* **REQUIREMENT**: Look through the material below. Copy every line with the string "icon" in it.

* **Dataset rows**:
— Begin —
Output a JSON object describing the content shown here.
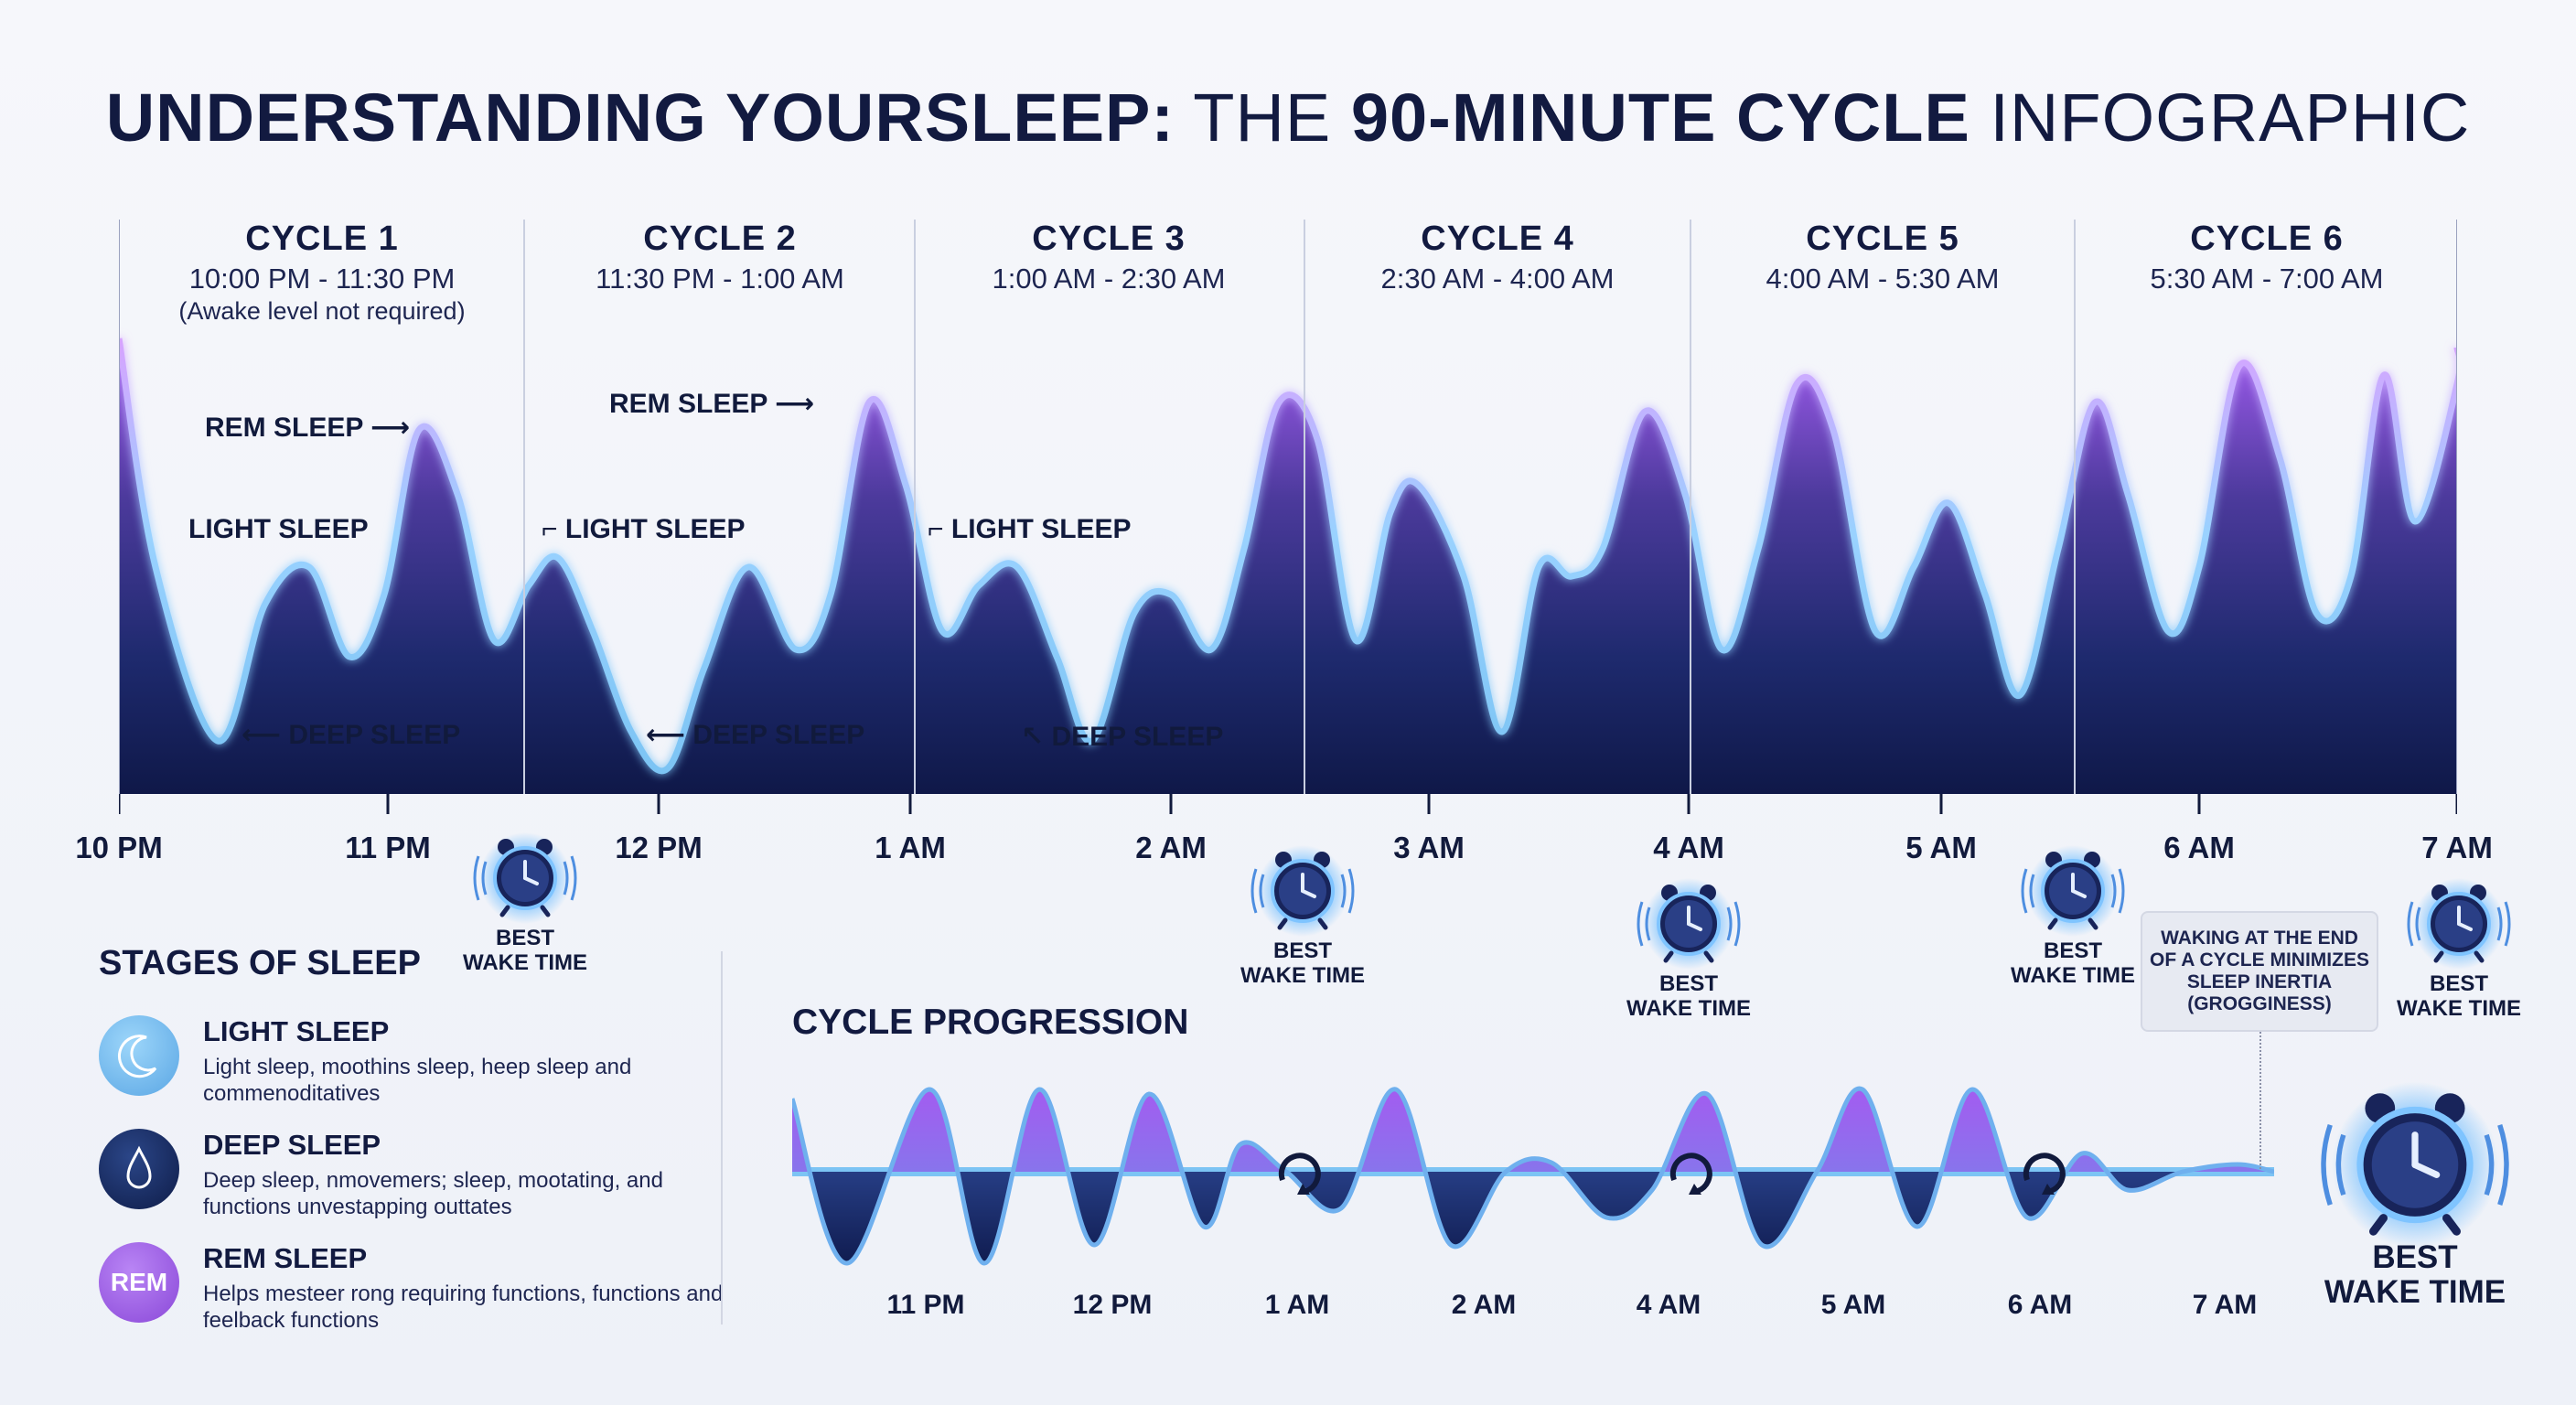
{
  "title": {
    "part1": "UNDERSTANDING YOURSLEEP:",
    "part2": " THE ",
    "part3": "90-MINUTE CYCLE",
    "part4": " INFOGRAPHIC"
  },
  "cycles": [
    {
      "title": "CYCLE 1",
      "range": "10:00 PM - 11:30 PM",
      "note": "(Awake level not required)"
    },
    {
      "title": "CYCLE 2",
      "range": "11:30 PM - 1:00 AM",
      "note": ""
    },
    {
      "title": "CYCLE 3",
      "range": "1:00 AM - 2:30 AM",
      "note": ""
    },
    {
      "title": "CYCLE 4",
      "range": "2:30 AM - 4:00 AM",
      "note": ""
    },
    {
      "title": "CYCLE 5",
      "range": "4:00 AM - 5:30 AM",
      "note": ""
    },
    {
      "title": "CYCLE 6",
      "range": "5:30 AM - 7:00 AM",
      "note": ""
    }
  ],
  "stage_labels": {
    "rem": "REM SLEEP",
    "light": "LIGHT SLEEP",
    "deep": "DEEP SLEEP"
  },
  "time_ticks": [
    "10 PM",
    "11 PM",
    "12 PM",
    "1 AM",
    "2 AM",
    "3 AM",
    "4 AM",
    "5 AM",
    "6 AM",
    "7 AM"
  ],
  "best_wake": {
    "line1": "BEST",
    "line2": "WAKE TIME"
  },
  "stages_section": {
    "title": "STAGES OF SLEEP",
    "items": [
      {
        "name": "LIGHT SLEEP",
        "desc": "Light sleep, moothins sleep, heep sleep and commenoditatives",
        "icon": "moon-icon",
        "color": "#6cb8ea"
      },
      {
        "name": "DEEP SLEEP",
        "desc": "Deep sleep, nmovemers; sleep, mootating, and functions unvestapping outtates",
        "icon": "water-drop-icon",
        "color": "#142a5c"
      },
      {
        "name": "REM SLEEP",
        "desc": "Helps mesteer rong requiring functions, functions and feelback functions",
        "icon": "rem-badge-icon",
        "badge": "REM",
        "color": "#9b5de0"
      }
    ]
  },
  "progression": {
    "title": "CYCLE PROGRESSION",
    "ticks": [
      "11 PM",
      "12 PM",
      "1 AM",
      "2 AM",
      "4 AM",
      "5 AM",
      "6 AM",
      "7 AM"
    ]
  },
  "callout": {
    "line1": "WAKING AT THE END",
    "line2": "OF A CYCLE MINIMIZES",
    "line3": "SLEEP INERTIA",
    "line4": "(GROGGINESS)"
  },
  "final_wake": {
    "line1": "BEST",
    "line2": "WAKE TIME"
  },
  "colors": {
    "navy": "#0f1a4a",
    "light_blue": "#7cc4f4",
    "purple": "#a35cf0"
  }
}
— End —
— Begin —
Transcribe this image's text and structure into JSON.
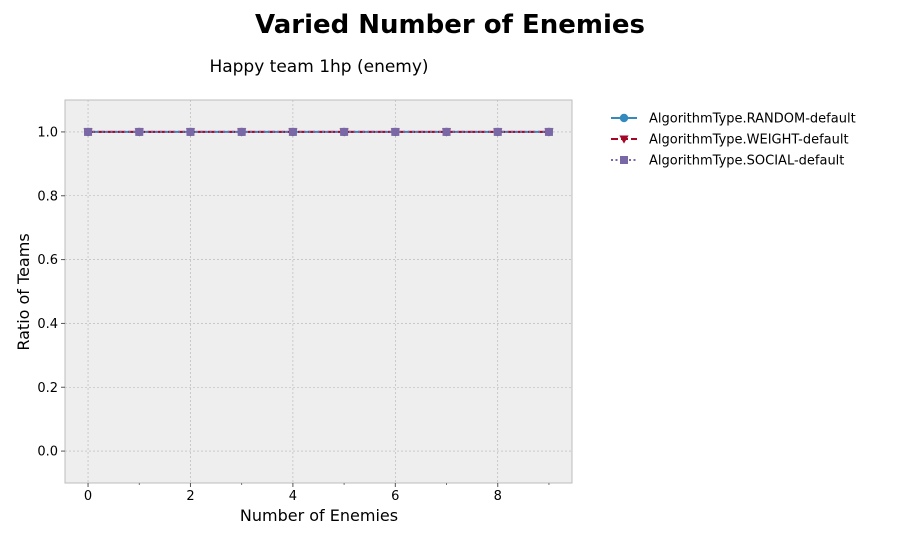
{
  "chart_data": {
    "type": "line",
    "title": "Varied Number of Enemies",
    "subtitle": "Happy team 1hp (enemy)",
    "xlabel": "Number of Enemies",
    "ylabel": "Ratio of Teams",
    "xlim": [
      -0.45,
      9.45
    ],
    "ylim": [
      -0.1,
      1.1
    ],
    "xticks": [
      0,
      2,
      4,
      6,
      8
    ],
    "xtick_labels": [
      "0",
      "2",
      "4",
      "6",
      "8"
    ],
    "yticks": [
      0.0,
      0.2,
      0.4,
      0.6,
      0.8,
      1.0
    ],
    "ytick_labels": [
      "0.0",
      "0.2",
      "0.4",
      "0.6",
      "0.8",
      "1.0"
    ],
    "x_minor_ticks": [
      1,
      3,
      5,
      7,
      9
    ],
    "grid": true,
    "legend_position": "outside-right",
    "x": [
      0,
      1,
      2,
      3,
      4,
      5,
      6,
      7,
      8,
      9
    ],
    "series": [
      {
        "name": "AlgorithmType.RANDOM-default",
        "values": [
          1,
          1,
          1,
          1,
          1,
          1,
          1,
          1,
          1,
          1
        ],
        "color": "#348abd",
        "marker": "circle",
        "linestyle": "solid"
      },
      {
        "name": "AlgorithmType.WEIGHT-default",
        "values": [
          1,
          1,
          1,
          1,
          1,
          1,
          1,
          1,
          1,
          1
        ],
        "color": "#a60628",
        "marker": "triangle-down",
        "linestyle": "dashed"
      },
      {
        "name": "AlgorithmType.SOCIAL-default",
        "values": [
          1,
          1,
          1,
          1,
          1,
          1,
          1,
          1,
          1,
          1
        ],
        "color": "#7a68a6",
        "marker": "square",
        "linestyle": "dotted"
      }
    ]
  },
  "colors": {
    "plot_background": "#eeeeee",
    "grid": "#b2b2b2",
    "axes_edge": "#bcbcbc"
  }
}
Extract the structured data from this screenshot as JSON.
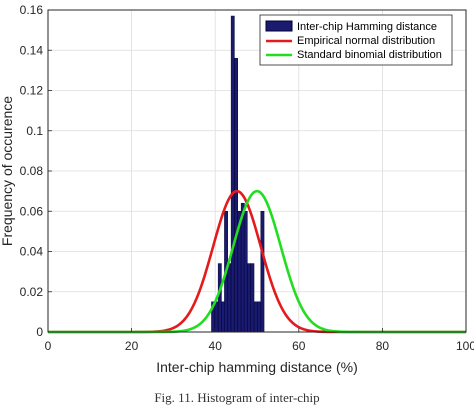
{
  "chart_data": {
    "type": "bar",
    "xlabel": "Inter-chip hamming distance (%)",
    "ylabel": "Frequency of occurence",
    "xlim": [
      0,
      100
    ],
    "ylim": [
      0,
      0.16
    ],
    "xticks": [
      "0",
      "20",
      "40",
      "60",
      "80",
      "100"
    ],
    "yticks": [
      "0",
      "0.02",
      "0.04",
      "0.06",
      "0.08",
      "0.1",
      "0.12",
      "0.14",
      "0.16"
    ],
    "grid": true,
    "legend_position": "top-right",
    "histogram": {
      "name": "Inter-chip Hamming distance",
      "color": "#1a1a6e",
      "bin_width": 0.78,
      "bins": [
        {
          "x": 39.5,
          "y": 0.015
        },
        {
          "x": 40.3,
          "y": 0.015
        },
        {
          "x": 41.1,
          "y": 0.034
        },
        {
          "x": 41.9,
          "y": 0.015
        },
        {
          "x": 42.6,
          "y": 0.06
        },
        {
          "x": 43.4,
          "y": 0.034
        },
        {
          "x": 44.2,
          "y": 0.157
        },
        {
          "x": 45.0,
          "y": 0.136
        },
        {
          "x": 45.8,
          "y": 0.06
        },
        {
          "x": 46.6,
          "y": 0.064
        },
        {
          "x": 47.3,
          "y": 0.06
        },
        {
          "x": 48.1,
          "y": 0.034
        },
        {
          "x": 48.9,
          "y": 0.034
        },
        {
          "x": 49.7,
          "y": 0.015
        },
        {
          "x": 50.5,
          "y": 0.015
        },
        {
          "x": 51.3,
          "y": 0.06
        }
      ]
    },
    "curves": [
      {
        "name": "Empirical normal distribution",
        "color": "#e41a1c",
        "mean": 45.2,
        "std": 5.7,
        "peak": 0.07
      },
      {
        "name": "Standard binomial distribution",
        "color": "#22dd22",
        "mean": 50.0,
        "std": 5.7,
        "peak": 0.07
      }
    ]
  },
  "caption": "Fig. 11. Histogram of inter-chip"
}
— End —
* **THE SOLUTION**:
        "icon": "moon-icon",
        "icon": "water-drop-icon",
        "icon": "rem-badge-icon",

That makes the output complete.